OBJECTIVE ->
Reproduce the listing exactly and skip over any pictures.

============

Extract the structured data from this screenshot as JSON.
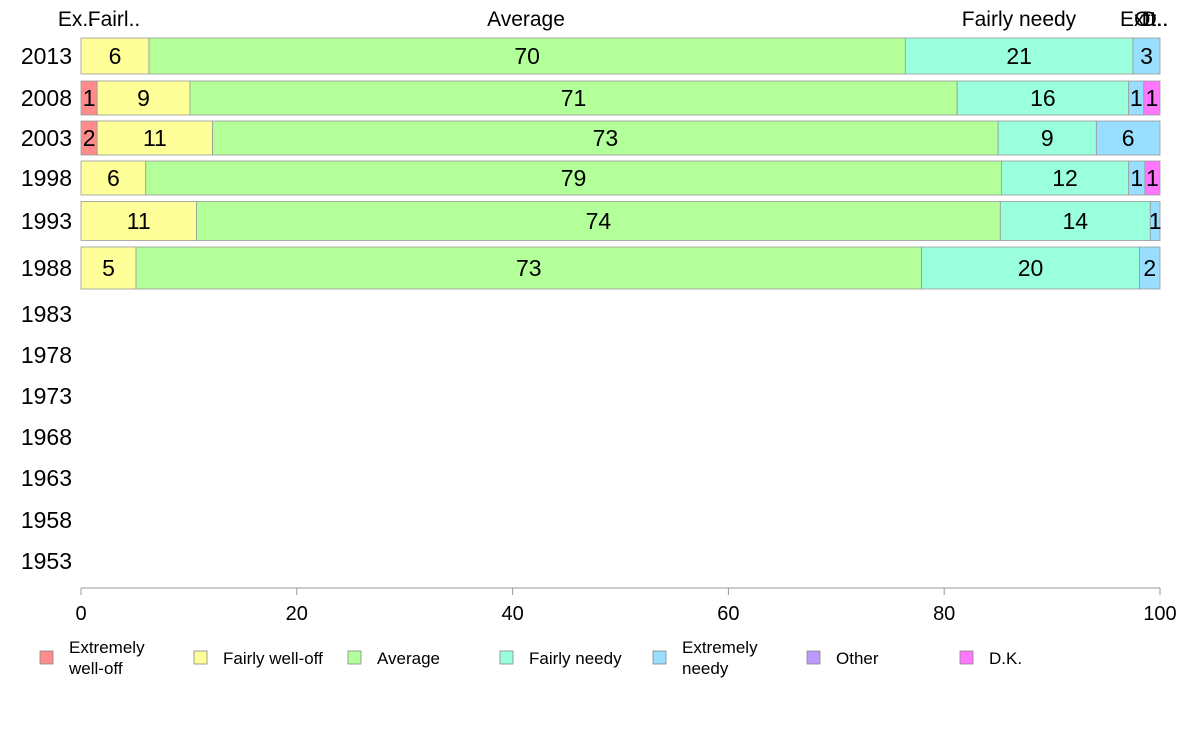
{
  "chart_data": {
    "type": "bar",
    "orientation": "horizontal",
    "stacked": true,
    "title": "",
    "xlabel": "",
    "ylabel": "",
    "xlim": [
      0,
      100
    ],
    "x_ticks": [
      0,
      20,
      40,
      60,
      80,
      100
    ],
    "grid": false,
    "legend_position": "bottom",
    "categories": [
      "2013",
      "2008",
      "2003",
      "1998",
      "1993",
      "1988",
      "1983",
      "1978",
      "1973",
      "1968",
      "1963",
      "1958",
      "1953"
    ],
    "top_labels": [
      "Ex..",
      "Fairl..",
      "Average",
      "Fairly needy",
      "Ext..",
      "Ot..",
      "D.."
    ],
    "series": [
      {
        "name": "Extremely well-off",
        "legend_lines": [
          "Extremely",
          "well-off"
        ],
        "color": "#ff8b8b",
        "values": [
          0,
          1.5,
          1.5,
          0,
          0,
          0,
          null,
          null,
          null,
          null,
          null,
          null,
          null
        ],
        "labels": [
          "",
          "1",
          "2",
          "",
          "",
          "",
          "",
          "",
          "",
          "",
          "",
          "",
          ""
        ]
      },
      {
        "name": "Fairly well-off",
        "legend_lines": [
          "Fairly well-off"
        ],
        "color": "#ffff99",
        "values": [
          6.3,
          8.6,
          10.7,
          6.0,
          10.7,
          5.1,
          null,
          null,
          null,
          null,
          null,
          null,
          null
        ],
        "labels": [
          "6",
          "9",
          "11",
          "6",
          "11",
          "5",
          "",
          "",
          "",
          "",
          "",
          "",
          ""
        ]
      },
      {
        "name": "Average",
        "legend_lines": [
          "Average"
        ],
        "color": "#b3ff99",
        "values": [
          70.1,
          71.1,
          72.8,
          79.3,
          74.5,
          72.8,
          null,
          null,
          null,
          null,
          null,
          null,
          null
        ],
        "labels": [
          "70",
          "71",
          "73",
          "79",
          "74",
          "73",
          "",
          "",
          "",
          "",
          "",
          "",
          ""
        ]
      },
      {
        "name": "Fairly needy",
        "legend_lines": [
          "Fairly needy"
        ],
        "color": "#99ffdd",
        "values": [
          21.1,
          15.9,
          9.1,
          11.8,
          13.9,
          20.2,
          null,
          null,
          null,
          null,
          null,
          null,
          null
        ],
        "labels": [
          "21",
          "16",
          "9",
          "12",
          "14",
          "20",
          "",
          "",
          "",
          "",
          "",
          "",
          ""
        ]
      },
      {
        "name": "Extremely needy",
        "legend_lines": [
          "Extremely",
          "needy"
        ],
        "color": "#99ddff",
        "values": [
          2.5,
          1.4,
          5.9,
          1.5,
          0.9,
          1.9,
          null,
          null,
          null,
          null,
          null,
          null,
          null
        ],
        "labels": [
          "3",
          "1",
          "6",
          "1",
          "1",
          "2",
          "",
          "",
          "",
          "",
          "",
          "",
          ""
        ]
      },
      {
        "name": "Other",
        "legend_lines": [
          "Other"
        ],
        "color": "#bb99ff",
        "values": [
          0,
          0,
          0,
          0,
          0,
          0,
          null,
          null,
          null,
          null,
          null,
          null,
          null
        ],
        "labels": [
          "",
          "",
          "",
          "",
          "",
          "",
          "",
          "",
          "",
          "",
          "",
          "",
          ""
        ]
      },
      {
        "name": "D.K.",
        "legend_lines": [
          "D.K."
        ],
        "color": "#ff77ff",
        "values": [
          0,
          1.5,
          0,
          1.4,
          0,
          0,
          null,
          null,
          null,
          null,
          null,
          null,
          null
        ],
        "labels": [
          "",
          "1",
          "",
          "1",
          "",
          "",
          "",
          "",
          "",
          "",
          "",
          "",
          ""
        ]
      }
    ]
  }
}
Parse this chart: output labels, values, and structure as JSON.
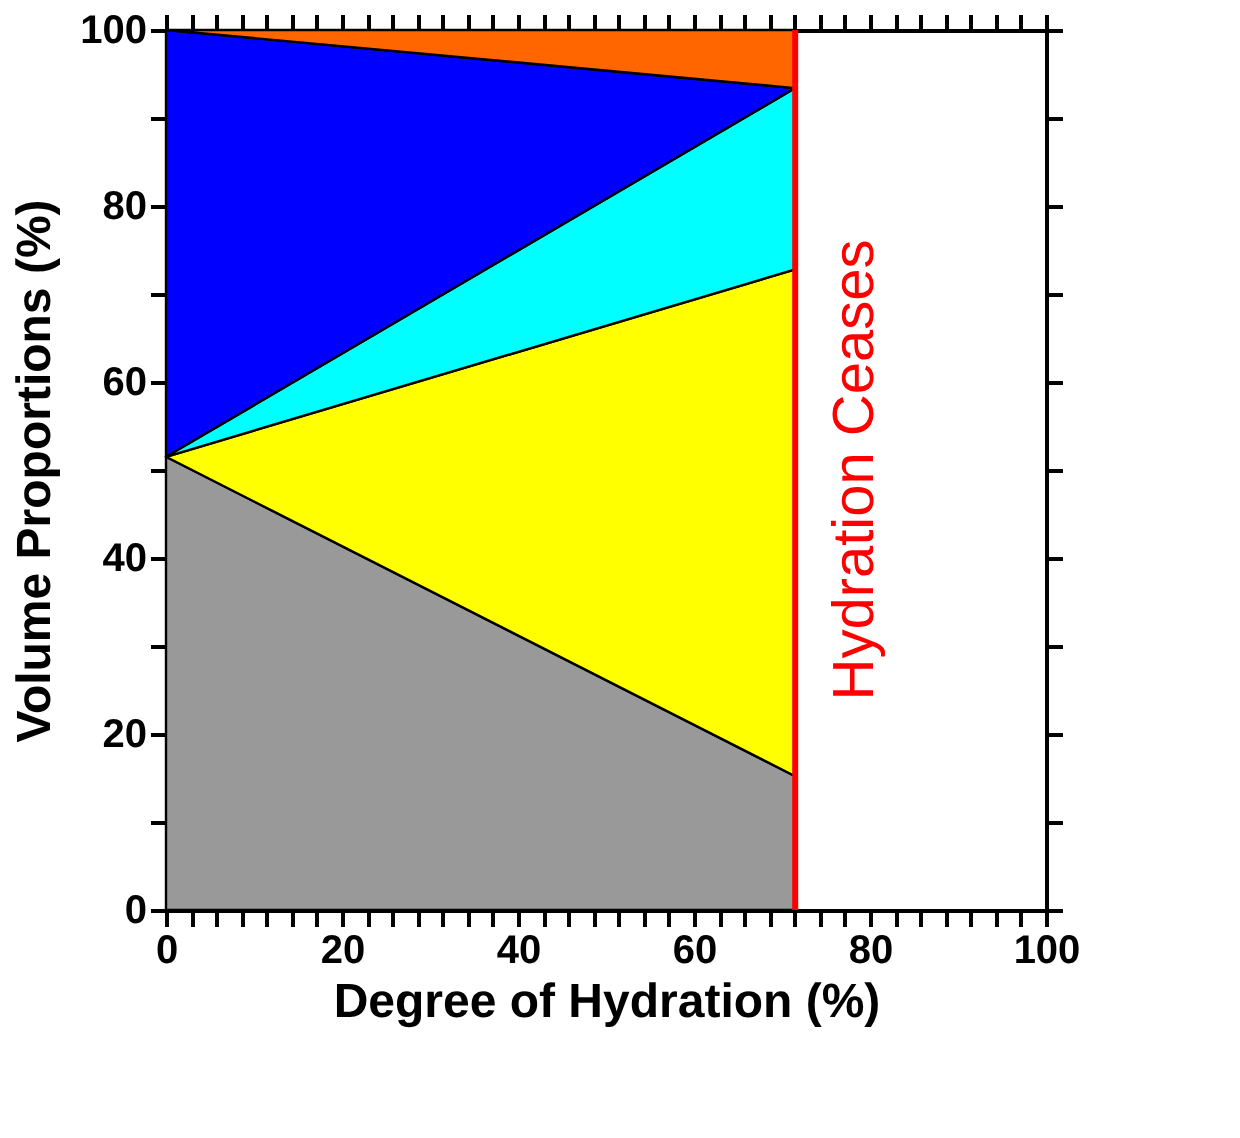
{
  "chart_data": {
    "type": "area",
    "stacked": true,
    "xlabel": "Degree of Hydration (%)",
    "ylabel": "Volume Proportions (%)",
    "x": [
      0,
      71.5
    ],
    "series": [
      {
        "color": "#999999",
        "values": [
          51.5,
          15.2
        ]
      },
      {
        "color": "#ffff00",
        "values": [
          0,
          57.6
        ]
      },
      {
        "color": "#00ffff",
        "values": [
          0,
          20.6
        ]
      },
      {
        "color": "#0000ff",
        "values": [
          48.5,
          0
        ]
      },
      {
        "color": "#ff6600",
        "values": [
          0,
          6.6
        ]
      }
    ],
    "xlim": [
      0,
      100
    ],
    "xticks": [
      0,
      {
        "value": 2.86,
        "label": null
      },
      {
        "value": 5.71,
        "label": null
      },
      {
        "value": 8.57,
        "label": null
      },
      {
        "value": 11.43,
        "label": null
      },
      {
        "value": 14.29,
        "label": null
      },
      {
        "value": 17.14,
        "label": null
      },
      20,
      {
        "value": 22.86,
        "label": null
      },
      {
        "value": 25.71,
        "label": null
      },
      {
        "value": 28.57,
        "label": null
      },
      {
        "value": 31.43,
        "label": null
      },
      {
        "value": 34.29,
        "label": null
      },
      {
        "value": 37.14,
        "label": null
      },
      40,
      {
        "value": 42.86,
        "label": null
      },
      {
        "value": 45.71,
        "label": null
      },
      {
        "value": 48.57,
        "label": null
      },
      {
        "value": 51.43,
        "label": null
      },
      {
        "value": 54.29,
        "label": null
      },
      {
        "value": 57.14,
        "label": null
      },
      60,
      {
        "value": 62.86,
        "label": null
      },
      {
        "value": 65.71,
        "label": null
      },
      {
        "value": 68.57,
        "label": null
      },
      {
        "value": 71.43,
        "label": null
      },
      {
        "value": 74.29,
        "label": null
      },
      {
        "value": 77.14,
        "label": null
      },
      80,
      {
        "value": 82.86,
        "label": null
      },
      {
        "value": 85.71,
        "label": null
      },
      {
        "value": 88.57,
        "label": null
      },
      {
        "value": 91.43,
        "label": null
      },
      {
        "value": 94.29,
        "label": null
      },
      {
        "value": 97.14,
        "label": null
      },
      100
    ],
    "ylim": [
      0,
      100
    ],
    "yticks": [
      0,
      {
        "value": 10,
        "label": null
      },
      20,
      {
        "value": 30,
        "label": null
      },
      40,
      {
        "value": 50,
        "label": null
      },
      60,
      {
        "value": 70,
        "label": null
      },
      80,
      {
        "value": 90,
        "label": null
      },
      100
    ],
    "ref_lines": [
      {
        "axis": "x",
        "value": 71.5,
        "label": "Hydration Ceases",
        "color": "#ff0000",
        "line_style": "solid"
      }
    ],
    "grid": false
  }
}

============

EXERCISE RESULT ->
Extract the structured data from this screenshot as JSON.
{
  "chart_data": {
    "type": "bar",
    "orientation": "horizontal",
    "stacked": true,
    "title": "",
    "xlabel": "",
    "ylabel": "",
    "xlim": [
      0,
      100
    ],
    "x_ticks": [
      0,
      20,
      40,
      60,
      80,
      100
    ],
    "grid": false,
    "legend_position": "bottom",
    "categories": [
      "2013",
      "2008",
      "2003",
      "1998",
      "1993",
      "1988",
      "1983",
      "1978",
      "1973",
      "1968",
      "1963",
      "1958",
      "1953"
    ],
    "top_labels": [
      "Ex..",
      "Fairl..",
      "Average",
      "Fairly needy",
      "Ext..",
      "Ot..",
      "D.."
    ],
    "series": [
      {
        "name": "Extremely well-off",
        "legend_lines": [
          "Extremely",
          "well-off"
        ],
        "color": "#ff8b8b",
        "values": [
          0,
          1.5,
          1.5,
          0,
          0,
          0,
          null,
          null,
          null,
          null,
          null,
          null,
          null
        ],
        "labels": [
          "",
          "1",
          "2",
          "",
          "",
          "",
          "",
          "",
          "",
          "",
          "",
          "",
          ""
        ]
      },
      {
        "name": "Fairly well-off",
        "legend_lines": [
          "Fairly well-off"
        ],
        "color": "#ffff99",
        "values": [
          6.3,
          8.6,
          10.7,
          6.0,
          10.7,
          5.1,
          null,
          null,
          null,
          null,
          null,
          null,
          null
        ],
        "labels": [
          "6",
          "9",
          "11",
          "6",
          "11",
          "5",
          "",
          "",
          "",
          "",
          "",
          "",
          ""
        ]
      },
      {
        "name": "Average",
        "legend_lines": [
          "Average"
        ],
        "color": "#b3ff99",
        "values": [
          70.1,
          71.1,
          72.8,
          79.3,
          74.5,
          72.8,
          null,
          null,
          null,
          null,
          null,
          null,
          null
        ],
        "labels": [
          "70",
          "71",
          "73",
          "79",
          "74",
          "73",
          "",
          "",
          "",
          "",
          "",
          "",
          ""
        ]
      },
      {
        "name": "Fairly needy",
        "legend_lines": [
          "Fairly needy"
        ],
        "color": "#99ffdd",
        "values": [
          21.1,
          15.9,
          9.1,
          11.8,
          13.9,
          20.2,
          null,
          null,
          null,
          null,
          null,
          null,
          null
        ],
        "labels": [
          "21",
          "16",
          "9",
          "12",
          "14",
          "20",
          "",
          "",
          "",
          "",
          "",
          "",
          ""
        ]
      },
      {
        "name": "Extremely needy",
        "legend_lines": [
          "Extremely",
          "needy"
        ],
        "color": "#99ddff",
        "values": [
          2.5,
          1.4,
          5.9,
          1.5,
          0.9,
          1.9,
          null,
          null,
          null,
          null,
          null,
          null,
          null
        ],
        "labels": [
          "3",
          "1",
          "6",
          "1",
          "1",
          "2",
          "",
          "",
          "",
          "",
          "",
          "",
          ""
        ]
      },
      {
        "name": "Other",
        "legend_lines": [
          "Other"
        ],
        "color": "#bb99ff",
        "values": [
          0,
          0,
          0,
          0,
          0,
          0,
          null,
          null,
          null,
          null,
          null,
          null,
          null
        ],
        "labels": [
          "",
          "",
          "",
          "",
          "",
          "",
          "",
          "",
          "",
          "",
          "",
          "",
          ""
        ]
      },
      {
        "name": "D.K.",
        "legend_lines": [
          "D.K."
        ],
        "color": "#ff77ff",
        "values": [
          0,
          1.5,
          0,
          1.4,
          0,
          0,
          null,
          null,
          null,
          null,
          null,
          null,
          null
        ],
        "labels": [
          "",
          "1",
          "",
          "1",
          "",
          "",
          "",
          "",
          "",
          "",
          "",
          "",
          ""
        ]
      }
    ]
  }
}
Parse this chart: output labels, values, and structure as JSON.
{
  "chart_data": {
    "type": "area",
    "stacked": true,
    "xlabel": "Degree of Hydration (%)",
    "ylabel": "Volume Proportions (%)",
    "x": [
      0,
      71.5
    ],
    "series": [
      {
        "color": "#999999",
        "values": [
          51.5,
          15.2
        ]
      },
      {
        "color": "#ffff00",
        "values": [
          0,
          57.6
        ]
      },
      {
        "color": "#00ffff",
        "values": [
          0,
          20.6
        ]
      },
      {
        "color": "#0000ff",
        "values": [
          48.5,
          0
        ]
      },
      {
        "color": "#ff6600",
        "values": [
          0,
          6.6
        ]
      }
    ],
    "xlim": [
      0,
      100
    ],
    "xticks": [
      0,
      {
        "value": 2.86,
        "label": null
      },
      {
        "value": 5.71,
        "label": null
      },
      {
        "value": 8.57,
        "label": null
      },
      {
        "value": 11.43,
        "label": null
      },
      {
        "value": 14.29,
        "label": null
      },
      {
        "value": 17.14,
        "label": null
      },
      20,
      {
        "value": 22.86,
        "label": null
      },
      {
        "value": 25.71,
        "label": null
      },
      {
        "value": 28.57,
        "label": null
      },
      {
        "value": 31.43,
        "label": null
      },
      {
        "value": 34.29,
        "label": null
      },
      {
        "value": 37.14,
        "label": null
      },
      40,
      {
        "value": 42.86,
        "label": null
      },
      {
        "value": 45.71,
        "label": null
      },
      {
        "value": 48.57,
        "label": null
      },
      {
        "value": 51.43,
        "label": null
      },
      {
        "value": 54.29,
        "label": null
      },
      {
        "value": 57.14,
        "label": null
      },
      60,
      {
        "value": 62.86,
        "label": null
      },
      {
        "value": 65.71,
        "label": null
      },
      {
        "value": 68.57,
        "label": null
      },
      {
        "value": 71.43,
        "label": null
      },
      {
        "value": 74.29,
        "label": null
      },
      {
        "value": 77.14,
        "label": null
      },
      80,
      {
        "value": 82.86,
        "label": null
      },
      {
        "value": 85.71,
        "label": null
      },
      {
        "value": 88.57,
        "label": null
      },
      {
        "value": 91.43,
        "label": null
      },
      {
        "value": 94.29,
        "label": null
      },
      {
        "value": 97.14,
        "label": null
      },
      100
    ],
    "ylim": [
      0,
      100
    ],
    "yticks": [
      0,
      {
        "value": 10,
        "label": null
      },
      20,
      {
        "value": 30,
        "label": null
      },
      40,
      {
        "value": 50,
        "label": null
      },
      60,
      {
        "value": 70,
        "label": null
      },
      80,
      {
        "value": 90,
        "label": null
      },
      100
    ],
    "ref_lines": [
      {
        "axis": "x",
        "value": 71.5,
        "label": "Hydration Ceases",
        "color": "#ff0000",
        "line_style": "solid"
      }
    ],
    "grid": false
  }
}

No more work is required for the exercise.